**REQUIREMENT:** Could you return these rows exactly as they stand?

**SUPPLIED RECORDS:**
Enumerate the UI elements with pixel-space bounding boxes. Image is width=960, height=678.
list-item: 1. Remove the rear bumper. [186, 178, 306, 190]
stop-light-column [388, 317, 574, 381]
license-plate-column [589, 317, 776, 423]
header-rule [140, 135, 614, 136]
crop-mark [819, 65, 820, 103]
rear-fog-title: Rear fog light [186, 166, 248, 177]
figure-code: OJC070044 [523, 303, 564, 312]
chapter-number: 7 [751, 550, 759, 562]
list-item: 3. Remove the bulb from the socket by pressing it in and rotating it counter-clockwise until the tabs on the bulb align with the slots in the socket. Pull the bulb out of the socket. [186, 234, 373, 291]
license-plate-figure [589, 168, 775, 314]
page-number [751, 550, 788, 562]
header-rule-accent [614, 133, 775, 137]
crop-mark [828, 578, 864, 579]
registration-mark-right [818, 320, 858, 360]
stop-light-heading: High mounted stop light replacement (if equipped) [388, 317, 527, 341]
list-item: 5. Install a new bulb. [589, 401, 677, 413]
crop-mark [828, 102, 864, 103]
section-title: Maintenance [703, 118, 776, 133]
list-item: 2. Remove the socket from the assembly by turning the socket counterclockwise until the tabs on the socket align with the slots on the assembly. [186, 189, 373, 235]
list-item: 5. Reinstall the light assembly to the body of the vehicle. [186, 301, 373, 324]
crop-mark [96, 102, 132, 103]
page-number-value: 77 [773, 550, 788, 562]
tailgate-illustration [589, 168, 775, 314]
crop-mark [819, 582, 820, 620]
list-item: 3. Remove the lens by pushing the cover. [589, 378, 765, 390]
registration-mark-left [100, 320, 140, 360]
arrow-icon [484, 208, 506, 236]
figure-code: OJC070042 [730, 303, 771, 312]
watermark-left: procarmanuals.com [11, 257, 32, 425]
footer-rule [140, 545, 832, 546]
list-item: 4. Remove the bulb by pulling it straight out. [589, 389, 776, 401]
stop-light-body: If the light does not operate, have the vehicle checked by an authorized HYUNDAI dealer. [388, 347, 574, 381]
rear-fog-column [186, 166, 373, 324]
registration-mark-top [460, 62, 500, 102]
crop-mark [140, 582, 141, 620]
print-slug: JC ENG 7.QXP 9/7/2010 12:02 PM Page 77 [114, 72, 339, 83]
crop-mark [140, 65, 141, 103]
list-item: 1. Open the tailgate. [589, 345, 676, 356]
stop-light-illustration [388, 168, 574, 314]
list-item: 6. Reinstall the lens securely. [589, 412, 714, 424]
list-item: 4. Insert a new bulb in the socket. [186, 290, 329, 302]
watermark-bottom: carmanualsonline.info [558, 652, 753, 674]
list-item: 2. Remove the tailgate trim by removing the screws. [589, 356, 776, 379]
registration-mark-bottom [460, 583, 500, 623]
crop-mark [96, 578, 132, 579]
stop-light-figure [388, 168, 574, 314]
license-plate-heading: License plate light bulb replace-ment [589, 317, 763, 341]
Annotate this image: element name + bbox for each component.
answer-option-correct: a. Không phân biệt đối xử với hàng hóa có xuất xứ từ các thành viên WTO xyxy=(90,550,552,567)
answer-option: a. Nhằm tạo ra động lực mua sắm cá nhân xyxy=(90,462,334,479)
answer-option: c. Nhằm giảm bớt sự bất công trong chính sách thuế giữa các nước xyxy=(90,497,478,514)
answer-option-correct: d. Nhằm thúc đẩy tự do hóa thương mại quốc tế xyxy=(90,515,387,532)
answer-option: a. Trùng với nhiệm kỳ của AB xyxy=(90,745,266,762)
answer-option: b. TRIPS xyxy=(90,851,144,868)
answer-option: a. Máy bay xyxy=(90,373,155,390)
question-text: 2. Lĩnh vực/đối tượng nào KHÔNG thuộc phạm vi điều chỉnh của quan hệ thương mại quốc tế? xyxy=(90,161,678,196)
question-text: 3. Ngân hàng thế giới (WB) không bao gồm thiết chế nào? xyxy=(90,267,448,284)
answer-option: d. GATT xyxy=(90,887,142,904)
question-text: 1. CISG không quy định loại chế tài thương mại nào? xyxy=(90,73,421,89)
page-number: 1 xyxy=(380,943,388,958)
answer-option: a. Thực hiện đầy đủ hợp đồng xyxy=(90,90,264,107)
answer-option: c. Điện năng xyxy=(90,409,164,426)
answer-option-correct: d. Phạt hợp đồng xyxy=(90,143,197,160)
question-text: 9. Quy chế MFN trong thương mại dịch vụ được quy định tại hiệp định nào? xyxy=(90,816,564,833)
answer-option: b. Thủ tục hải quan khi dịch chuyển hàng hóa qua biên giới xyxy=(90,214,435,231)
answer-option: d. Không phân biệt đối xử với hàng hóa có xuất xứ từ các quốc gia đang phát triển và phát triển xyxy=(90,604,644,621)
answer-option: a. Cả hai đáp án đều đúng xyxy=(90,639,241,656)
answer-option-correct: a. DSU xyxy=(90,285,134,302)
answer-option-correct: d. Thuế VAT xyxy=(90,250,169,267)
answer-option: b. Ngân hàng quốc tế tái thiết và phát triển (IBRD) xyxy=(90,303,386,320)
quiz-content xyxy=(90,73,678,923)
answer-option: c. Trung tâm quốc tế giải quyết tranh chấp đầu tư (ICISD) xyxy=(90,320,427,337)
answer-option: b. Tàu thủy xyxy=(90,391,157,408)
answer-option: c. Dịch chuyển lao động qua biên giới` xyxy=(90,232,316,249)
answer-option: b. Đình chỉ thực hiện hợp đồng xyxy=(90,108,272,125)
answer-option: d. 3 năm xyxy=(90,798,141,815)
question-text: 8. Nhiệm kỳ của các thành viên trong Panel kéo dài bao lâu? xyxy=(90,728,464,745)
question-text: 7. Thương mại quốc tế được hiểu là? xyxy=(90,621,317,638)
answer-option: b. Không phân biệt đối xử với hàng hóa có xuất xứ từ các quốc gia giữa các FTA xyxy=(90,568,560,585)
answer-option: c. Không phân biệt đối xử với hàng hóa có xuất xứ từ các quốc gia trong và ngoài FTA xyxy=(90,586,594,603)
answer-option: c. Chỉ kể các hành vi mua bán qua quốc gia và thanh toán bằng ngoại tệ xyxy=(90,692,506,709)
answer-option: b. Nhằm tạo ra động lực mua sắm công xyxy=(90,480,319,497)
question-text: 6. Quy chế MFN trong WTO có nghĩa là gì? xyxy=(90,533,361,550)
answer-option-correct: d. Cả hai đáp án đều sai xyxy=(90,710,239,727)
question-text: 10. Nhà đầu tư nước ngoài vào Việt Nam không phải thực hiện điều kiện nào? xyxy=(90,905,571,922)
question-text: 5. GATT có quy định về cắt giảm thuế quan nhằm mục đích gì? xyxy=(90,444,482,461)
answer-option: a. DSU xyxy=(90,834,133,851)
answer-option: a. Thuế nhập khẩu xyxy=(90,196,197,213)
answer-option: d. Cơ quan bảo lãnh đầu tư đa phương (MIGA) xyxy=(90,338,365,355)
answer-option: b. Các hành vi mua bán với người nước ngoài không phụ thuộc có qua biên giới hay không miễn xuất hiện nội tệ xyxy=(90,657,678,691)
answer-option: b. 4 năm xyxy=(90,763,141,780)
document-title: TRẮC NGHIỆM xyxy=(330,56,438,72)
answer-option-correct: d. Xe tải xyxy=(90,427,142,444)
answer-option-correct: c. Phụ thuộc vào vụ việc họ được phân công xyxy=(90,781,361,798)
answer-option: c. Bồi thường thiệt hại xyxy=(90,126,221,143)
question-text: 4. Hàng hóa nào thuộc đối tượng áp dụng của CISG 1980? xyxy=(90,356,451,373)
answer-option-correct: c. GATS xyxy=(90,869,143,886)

**REPLY TO THE EXERCISE:**
Enumerate the UI elements with pixel-space bounding boxes. Image is width=960, height=678.
list-item: 1. Remove the rear bumper. [186, 178, 306, 190]
stop-light-column [388, 317, 574, 381]
license-plate-column [589, 317, 776, 423]
header-rule [140, 135, 614, 136]
crop-mark [819, 65, 820, 103]
rear-fog-title: Rear fog light [186, 166, 248, 177]
figure-code: OJC070044 [523, 303, 564, 312]
chapter-number: 7 [751, 550, 759, 562]
list-item: 3. Remove the bulb from the socket by pressing it in and rotating it counter-clockwise until the tabs on the bulb align with the slots in the socket. Pull the bulb out of the socket. [186, 234, 373, 291]
license-plate-figure [589, 168, 775, 314]
page-number [751, 550, 788, 562]
header-rule-accent [614, 133, 775, 137]
crop-mark [828, 578, 864, 579]
registration-mark-right [818, 320, 858, 360]
stop-light-heading: High mounted stop light replacement (if equipped) [388, 317, 527, 341]
list-item: 5. Install a new bulb. [589, 401, 677, 413]
crop-mark [828, 102, 864, 103]
section-title: Maintenance [703, 118, 776, 133]
list-item: 2. Remove the socket from the assembly by turning the socket counterclockwise until the tabs on the socket align with the slots on the assembly. [186, 189, 373, 235]
list-item: 5. Reinstall the light assembly to the body of the vehicle. [186, 301, 373, 324]
crop-mark [96, 102, 132, 103]
page-number-value: 77 [773, 550, 788, 562]
tailgate-illustration [589, 168, 775, 314]
crop-mark [819, 582, 820, 620]
list-item: 3. Remove the lens by pushing the cover. [589, 378, 765, 390]
registration-mark-left [100, 320, 140, 360]
arrow-icon [484, 208, 506, 236]
figure-code: OJC070042 [730, 303, 771, 312]
watermark-left: procarmanuals.com [11, 257, 32, 425]
footer-rule [140, 545, 832, 546]
list-item: 4. Remove the bulb by pulling it straight out. [589, 389, 776, 401]
stop-light-body: If the light does not operate, have the vehicle checked by an authorized HYUNDAI dealer. [388, 347, 574, 381]
rear-fog-column [186, 166, 373, 324]
registration-mark-top [460, 62, 500, 102]
crop-mark [140, 582, 141, 620]
print-slug: JC ENG 7.QXP 9/7/2010 12:02 PM Page 77 [114, 72, 339, 83]
crop-mark [140, 65, 141, 103]
list-item: 1. Open the tailgate. [589, 345, 676, 356]
stop-light-illustration [388, 168, 574, 314]
list-item: 6. Reinstall the lens securely. [589, 412, 714, 424]
list-item: 4. Insert a new bulb in the socket. [186, 290, 329, 302]
watermark-bottom: carmanualsonline.info [558, 652, 753, 674]
list-item: 2. Remove the tailgate trim by removing the screws. [589, 356, 776, 379]
registration-mark-bottom [460, 583, 500, 623]
crop-mark [96, 578, 132, 579]
stop-light-figure [388, 168, 574, 314]
license-plate-heading: License plate light bulb replace-ment [589, 317, 763, 341]
Annotate this image: element name + bbox for each component.
answer-option-correct: a. Không phân biệt đối xử với hàng hóa có xuất xứ từ các thành viên WTO xyxy=(90,550,552,567)
answer-option: a. Nhằm tạo ra động lực mua sắm cá nhân xyxy=(90,462,334,479)
answer-option: c. Nhằm giảm bớt sự bất công trong chính sách thuế giữa các nước xyxy=(90,497,478,514)
answer-option-correct: d. Nhằm thúc đẩy tự do hóa thương mại quốc tế xyxy=(90,515,387,532)
answer-option: a. Trùng với nhiệm kỳ của AB xyxy=(90,745,266,762)
answer-option: b. TRIPS xyxy=(90,851,144,868)
answer-option: a. Máy bay xyxy=(90,373,155,390)
question-text: 2. Lĩnh vực/đối tượng nào KHÔNG thuộc phạm vi điều chỉnh của quan hệ thương mại quốc tế? xyxy=(90,161,678,196)
question-text: 3. Ngân hàng thế giới (WB) không bao gồm thiết chế nào? xyxy=(90,267,448,284)
answer-option: d. GATT xyxy=(90,887,142,904)
question-text: 1. CISG không quy định loại chế tài thương mại nào? xyxy=(90,73,421,89)
page-number: 1 xyxy=(380,943,388,958)
answer-option: a. Thực hiện đầy đủ hợp đồng xyxy=(90,90,264,107)
answer-option: c. Điện năng xyxy=(90,409,164,426)
answer-option-correct: d. Phạt hợp đồng xyxy=(90,143,197,160)
question-text: 9. Quy chế MFN trong thương mại dịch vụ được quy định tại hiệp định nào? xyxy=(90,816,564,833)
answer-option: b. Thủ tục hải quan khi dịch chuyển hàng hóa qua biên giới xyxy=(90,214,435,231)
answer-option: d. Không phân biệt đối xử với hàng hóa có xuất xứ từ các quốc gia đang phát triển và phát triển xyxy=(90,604,644,621)
answer-option: a. Cả hai đáp án đều đúng xyxy=(90,639,241,656)
answer-option-correct: a. DSU xyxy=(90,285,134,302)
answer-option-correct: d. Thuế VAT xyxy=(90,250,169,267)
answer-option: b. Ngân hàng quốc tế tái thiết và phát triển (IBRD) xyxy=(90,303,386,320)
quiz-content xyxy=(90,73,678,923)
answer-option: c. Trung tâm quốc tế giải quyết tranh chấp đầu tư (ICISD) xyxy=(90,320,427,337)
answer-option: b. Tàu thủy xyxy=(90,391,157,408)
answer-option: c. Dịch chuyển lao động qua biên giới` xyxy=(90,232,316,249)
answer-option: b. Đình chỉ thực hiện hợp đồng xyxy=(90,108,272,125)
answer-option: d. 3 năm xyxy=(90,798,141,815)
question-text: 8. Nhiệm kỳ của các thành viên trong Panel kéo dài bao lâu? xyxy=(90,728,464,745)
question-text: 7. Thương mại quốc tế được hiểu là? xyxy=(90,621,317,638)
answer-option: b. Không phân biệt đối xử với hàng hóa có xuất xứ từ các quốc gia giữa các FTA xyxy=(90,568,560,585)
answer-option: c. Không phân biệt đối xử với hàng hóa có xuất xứ từ các quốc gia trong và ngoài FTA xyxy=(90,586,594,603)
answer-option: c. Chỉ kể các hành vi mua bán qua quốc gia và thanh toán bằng ngoại tệ xyxy=(90,692,506,709)
answer-option: b. Nhằm tạo ra động lực mua sắm công xyxy=(90,480,319,497)
question-text: 6. Quy chế MFN trong WTO có nghĩa là gì? xyxy=(90,533,361,550)
answer-option-correct: d. Cả hai đáp án đều sai xyxy=(90,710,239,727)
question-text: 10. Nhà đầu tư nước ngoài vào Việt Nam không phải thực hiện điều kiện nào? xyxy=(90,905,571,922)
question-text: 5. GATT có quy định về cắt giảm thuế quan nhằm mục đích gì? xyxy=(90,444,482,461)
answer-option: a. DSU xyxy=(90,834,133,851)
answer-option: a. Thuế nhập khẩu xyxy=(90,196,197,213)
answer-option: d. Cơ quan bảo lãnh đầu tư đa phương (MIGA) xyxy=(90,338,365,355)
answer-option: b. Các hành vi mua bán với người nước ngoài không phụ thuộc có qua biên giới hay không miễn xuất hiện nội tệ xyxy=(90,657,678,691)
answer-option: b. 4 năm xyxy=(90,763,141,780)
document-title: TRẮC NGHIỆM xyxy=(330,56,438,72)
answer-option-correct: d. Xe tải xyxy=(90,427,142,444)
answer-option-correct: c. Phụ thuộc vào vụ việc họ được phân công xyxy=(90,781,361,798)
answer-option: c. Bồi thường thiệt hại xyxy=(90,126,221,143)
question-text: 4. Hàng hóa nào thuộc đối tượng áp dụng của CISG 1980? xyxy=(90,356,451,373)
answer-option-correct: c. GATS xyxy=(90,869,143,886)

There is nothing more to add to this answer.